Short exercise 1 ▸ In the article on Cuba's vintage American cars below, how many pre-1959 American passenger cars did Cuba's Ministry of Interior report as registered in 2003?
Short exercise 2 ▸ Decide whether each statement agrees with the article on Cuba's vintage American cars below: (a) TailLight Diplomacy was formed in 2000. (b) Fords outnumber every other make among the old American vehicles in Cuba. (c) Shnitzler visited Cuba twice before the 1959 revolution. For each, answer yes or no and quote the deciding words of the article.
Short exercise 3 ▸ Extend the article on Cuba's vintage American cars below, picking up after its final sentence.

--- BEGIN Selected text ---

HAVANA - Barely a travel article about Cuba is published without a mention of the vintage 1950s Chevrolets, Fords, Plymouths and Buicks that add so much color and tourist appeal to the island.
But few Americans have thought of the old gas-guzzlers as a business opportunity.

Rick Shnitzler, founder of TailLight Diplomacy (TLD), says Cuban owners of antique autos would represent a good market for U.S. spare parts, both originals and reproductions, if U.S. firms were free to do business with Cuba.

For now, however, the U.S. trade embargo on Cuba remains and all Shnitzler can do is dream, and occasionally help out his like-minded counterparts in Havana.

‘‘Recently, we were able to deliver copies of original factory-issued sales brochures which will enable Cuba to restore its oldest car, a 1905 Cadillac Model F Touring, to factory specifications,’’ he said.

Since its formation in 2000, the nonprofit TLD has pushed hard for lifting of the U.S. ban on travel to Cuba,

‘‘TLD seeks to create the conditions for Americans to meet their Cuban peers face-to-face,’’ a fact sheet about the organization says. “TLD advocates that Cubans conserve and maintain their existing fleet of pre-1960s American cars, trucks and motorcycles, and that Americans join with Cubans to restore this . . . patrimony as an economic asset and Cuba’s contribution to worldwide 20th century culture.’‘

Except for a handful of newer automobiles belonging to diplomats, no American cars have been shipped to Cuba since 1960, when the Eisenhower administration imposed a ban on all U.S. exports to the island following Fidel Castro’s rise to power.

Shnitzler, a 60-year-old urban planner from Philadelphia who visited Cuba twice before the 1959 revolution and once in 2000, said his organization has sent letters to at least 70 members of Congress in hopes of making it easier for U.S. antique-auto enthusiasts to visit the island before too many of their dream cars disappear.

He said that Cuba’s Ministry of Interior reported in 2003 that 31,760 pre-1959 American passenger cars were registered, down sharply from the 37,680 vintage cars registered in 2001. The total of passengers cars was about 192,000, he said.

About half of the old American vehicles on Cuba’s streets are from the 1950s, with Chevrolets more numerous than any other make. Another 25 percent are from the 1940s, with the remainder from the 1930s.

Shnitzler figures about 75 percent of the American antiques are worth restoring, and figures there’s also a significant number of antique trucks and motorcycles.

Using 2004 retail prices, Shnitzler calculates Cuba’s market for U.S. restoration parts at $47 million to $81 million.

--- END Selected text ---
--- BEGIN Provided records ---

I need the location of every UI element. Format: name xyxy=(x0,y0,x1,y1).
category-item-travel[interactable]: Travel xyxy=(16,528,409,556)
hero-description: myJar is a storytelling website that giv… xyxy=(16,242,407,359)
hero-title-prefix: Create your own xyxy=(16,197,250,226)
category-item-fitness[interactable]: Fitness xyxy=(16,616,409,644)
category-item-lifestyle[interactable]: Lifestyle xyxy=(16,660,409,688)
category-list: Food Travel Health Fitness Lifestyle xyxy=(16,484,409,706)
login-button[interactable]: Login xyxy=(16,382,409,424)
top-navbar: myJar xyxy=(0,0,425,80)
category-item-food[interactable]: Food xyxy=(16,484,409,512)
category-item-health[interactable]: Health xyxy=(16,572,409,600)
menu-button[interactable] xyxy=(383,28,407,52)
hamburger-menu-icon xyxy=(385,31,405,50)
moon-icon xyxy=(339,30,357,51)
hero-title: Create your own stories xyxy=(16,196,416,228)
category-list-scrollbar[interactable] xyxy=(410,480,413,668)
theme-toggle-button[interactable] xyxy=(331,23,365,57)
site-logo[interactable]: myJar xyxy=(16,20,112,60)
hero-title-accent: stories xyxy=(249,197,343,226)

--- END Provided records ---

Answer 1 ▸ 31,760

Answer 2 ▸
(a) Yes: "Since its formation in 2000, the nonprofit TLD has pushed hard for lifting of the U.S. ban on travel to Cuba"
(b) No: "with Chevrolets more numerous than any other make"
(c) Yes: "who visited Cuba twice before the 1959 revolution and once in 2000"

Answer 3 ▸
‘‘That’s a substantial opportunity,’’ said Jim Spoonhower, vice president of market research at the California-based Specialty Equipment Market Association, whose members include manufacturers, wholesalers and installers of auto parts.

‘‘But a lot will depend on the level of restoration the owner wants to do. If the cars have been pampered, but in maintaining them they’ve had to custom-fabricate or take parts from other vehicles, then replacing those with real reproductions or original equipment could involve substantial expense,’’ he added.

‘‘some of the original molds have been bought by restoration companies and they’ll make the equivalent of a restoration part. You can also get original parts from salvage yards, but probably the larger percentage would come from current-day reproductions,’’ Spoonhower said.

Doug Drake, president emeritus of the 63,000-member Antique Automobile Club of America, says TLD’s goals are admirable. Cuban antique-car owners “have done a great job of improvising and making their own parts, but they need spare parts.’‘

Eduardo Mesejo, director of the government-run Automobile Warehouse in Old Havana and the island’s official vintage car expert, said the prevalence of old American cars in Cuba was natural.

‘‘Our economic conditions favored trade with the United States. It was cheaper to import cars from the U.S. than from Europe,’’ Mesejo said.

Mesejo also criticized a government program in the 1990s that encouraged Cubans to trade in their antique cars in exchange for a new Soviet-built Lada. The program, known as Classic Cars, was administered by state agency Cubalse, which sold some of the antiques abroad.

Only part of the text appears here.